*** DATA ENTRIES ***

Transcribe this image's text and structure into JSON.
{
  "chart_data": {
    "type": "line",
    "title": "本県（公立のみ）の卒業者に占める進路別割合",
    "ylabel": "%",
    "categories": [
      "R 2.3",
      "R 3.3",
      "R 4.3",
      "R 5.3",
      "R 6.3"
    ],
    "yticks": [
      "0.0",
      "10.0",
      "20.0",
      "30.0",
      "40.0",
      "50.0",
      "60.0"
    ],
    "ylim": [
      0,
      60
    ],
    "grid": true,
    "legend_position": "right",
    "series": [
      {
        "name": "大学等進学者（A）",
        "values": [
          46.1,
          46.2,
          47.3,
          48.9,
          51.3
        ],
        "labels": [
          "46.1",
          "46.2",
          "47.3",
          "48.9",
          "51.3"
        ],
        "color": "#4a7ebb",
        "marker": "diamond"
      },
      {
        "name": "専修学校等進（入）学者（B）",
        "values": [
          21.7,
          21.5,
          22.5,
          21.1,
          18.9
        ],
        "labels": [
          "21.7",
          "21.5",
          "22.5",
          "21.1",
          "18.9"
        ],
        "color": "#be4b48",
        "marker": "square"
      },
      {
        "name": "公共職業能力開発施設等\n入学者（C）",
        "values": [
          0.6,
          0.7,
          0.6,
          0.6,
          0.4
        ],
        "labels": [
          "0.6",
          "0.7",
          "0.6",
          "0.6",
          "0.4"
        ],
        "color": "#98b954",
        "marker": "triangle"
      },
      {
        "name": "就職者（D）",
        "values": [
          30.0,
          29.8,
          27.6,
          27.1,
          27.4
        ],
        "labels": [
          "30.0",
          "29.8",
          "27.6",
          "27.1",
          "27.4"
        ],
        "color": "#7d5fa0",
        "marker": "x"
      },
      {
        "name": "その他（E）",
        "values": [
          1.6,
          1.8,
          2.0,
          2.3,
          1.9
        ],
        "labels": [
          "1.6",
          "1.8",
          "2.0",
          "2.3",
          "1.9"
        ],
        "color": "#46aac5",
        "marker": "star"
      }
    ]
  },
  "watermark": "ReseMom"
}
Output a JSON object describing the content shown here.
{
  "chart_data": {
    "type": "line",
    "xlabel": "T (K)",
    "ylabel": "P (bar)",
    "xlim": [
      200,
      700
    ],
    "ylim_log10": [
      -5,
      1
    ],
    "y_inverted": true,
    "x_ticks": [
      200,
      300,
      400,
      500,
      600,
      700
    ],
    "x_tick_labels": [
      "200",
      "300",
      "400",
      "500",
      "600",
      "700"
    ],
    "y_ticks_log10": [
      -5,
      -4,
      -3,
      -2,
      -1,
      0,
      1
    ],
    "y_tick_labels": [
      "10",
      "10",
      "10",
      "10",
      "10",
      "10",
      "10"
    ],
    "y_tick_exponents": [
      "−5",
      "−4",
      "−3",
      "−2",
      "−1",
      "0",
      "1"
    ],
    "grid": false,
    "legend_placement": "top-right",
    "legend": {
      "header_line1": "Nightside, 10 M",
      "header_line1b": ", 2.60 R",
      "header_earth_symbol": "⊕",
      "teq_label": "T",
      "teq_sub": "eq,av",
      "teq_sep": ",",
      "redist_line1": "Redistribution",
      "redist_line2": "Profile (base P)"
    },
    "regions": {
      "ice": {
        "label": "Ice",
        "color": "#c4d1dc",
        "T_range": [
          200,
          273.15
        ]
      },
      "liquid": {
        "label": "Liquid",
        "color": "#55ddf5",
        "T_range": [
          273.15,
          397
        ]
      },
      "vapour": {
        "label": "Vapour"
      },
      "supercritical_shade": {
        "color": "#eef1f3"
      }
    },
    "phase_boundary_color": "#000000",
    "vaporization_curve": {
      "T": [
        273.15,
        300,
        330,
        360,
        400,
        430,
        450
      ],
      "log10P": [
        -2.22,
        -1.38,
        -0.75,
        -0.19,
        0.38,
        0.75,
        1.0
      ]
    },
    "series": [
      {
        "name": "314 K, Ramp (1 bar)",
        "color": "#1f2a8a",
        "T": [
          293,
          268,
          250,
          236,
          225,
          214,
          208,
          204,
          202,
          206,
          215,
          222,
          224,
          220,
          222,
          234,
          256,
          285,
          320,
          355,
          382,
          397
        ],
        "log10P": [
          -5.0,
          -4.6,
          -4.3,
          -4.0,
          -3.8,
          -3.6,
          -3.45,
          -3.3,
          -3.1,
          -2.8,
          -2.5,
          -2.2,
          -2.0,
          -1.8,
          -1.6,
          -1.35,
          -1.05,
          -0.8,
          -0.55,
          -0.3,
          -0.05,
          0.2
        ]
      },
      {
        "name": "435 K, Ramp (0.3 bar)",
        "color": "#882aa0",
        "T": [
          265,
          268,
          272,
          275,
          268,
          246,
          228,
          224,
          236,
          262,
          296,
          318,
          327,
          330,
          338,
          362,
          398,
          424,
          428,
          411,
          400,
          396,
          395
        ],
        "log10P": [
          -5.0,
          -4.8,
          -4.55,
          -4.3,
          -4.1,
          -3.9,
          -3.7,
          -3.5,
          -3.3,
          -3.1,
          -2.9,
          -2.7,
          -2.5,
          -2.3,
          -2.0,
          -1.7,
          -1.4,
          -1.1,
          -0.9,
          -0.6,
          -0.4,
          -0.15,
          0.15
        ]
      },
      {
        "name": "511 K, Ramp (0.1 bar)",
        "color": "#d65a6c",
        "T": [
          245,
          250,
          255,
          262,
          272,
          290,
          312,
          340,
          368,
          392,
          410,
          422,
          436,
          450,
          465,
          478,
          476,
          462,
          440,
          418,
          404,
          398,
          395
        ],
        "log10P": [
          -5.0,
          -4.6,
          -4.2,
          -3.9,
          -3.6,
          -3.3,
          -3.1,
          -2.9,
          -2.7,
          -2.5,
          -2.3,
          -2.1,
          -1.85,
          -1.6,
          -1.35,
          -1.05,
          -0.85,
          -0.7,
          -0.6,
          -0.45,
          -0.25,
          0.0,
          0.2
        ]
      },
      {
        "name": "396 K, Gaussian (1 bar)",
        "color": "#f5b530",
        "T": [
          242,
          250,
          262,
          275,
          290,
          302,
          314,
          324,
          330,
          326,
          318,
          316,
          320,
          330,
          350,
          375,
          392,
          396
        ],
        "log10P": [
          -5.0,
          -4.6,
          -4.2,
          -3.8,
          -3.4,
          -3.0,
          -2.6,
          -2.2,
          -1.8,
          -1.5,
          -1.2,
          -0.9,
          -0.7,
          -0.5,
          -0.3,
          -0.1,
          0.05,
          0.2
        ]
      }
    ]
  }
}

***

■ **DIRECTIVE**
Find the word "name" in the data and copy out each line where it turns up.

■ **RESPONSE TO THIS EXERCISE**
        "name": "大学等進学者（A）",
        "name": "専修学校等進（入）学者（B）",
        "name": "公共職業能力開発施設等\n入学者（C）",
        "name": "就職者（D）",
        "name": "その他（E）",
        "name": "314 K, Ramp (1 bar)",
        "name": "435 K, Ramp (0.3 bar)",
        "name": "511 K, Ramp (0.1 bar)",
        "name": "396 K, Gaussian (1 bar)",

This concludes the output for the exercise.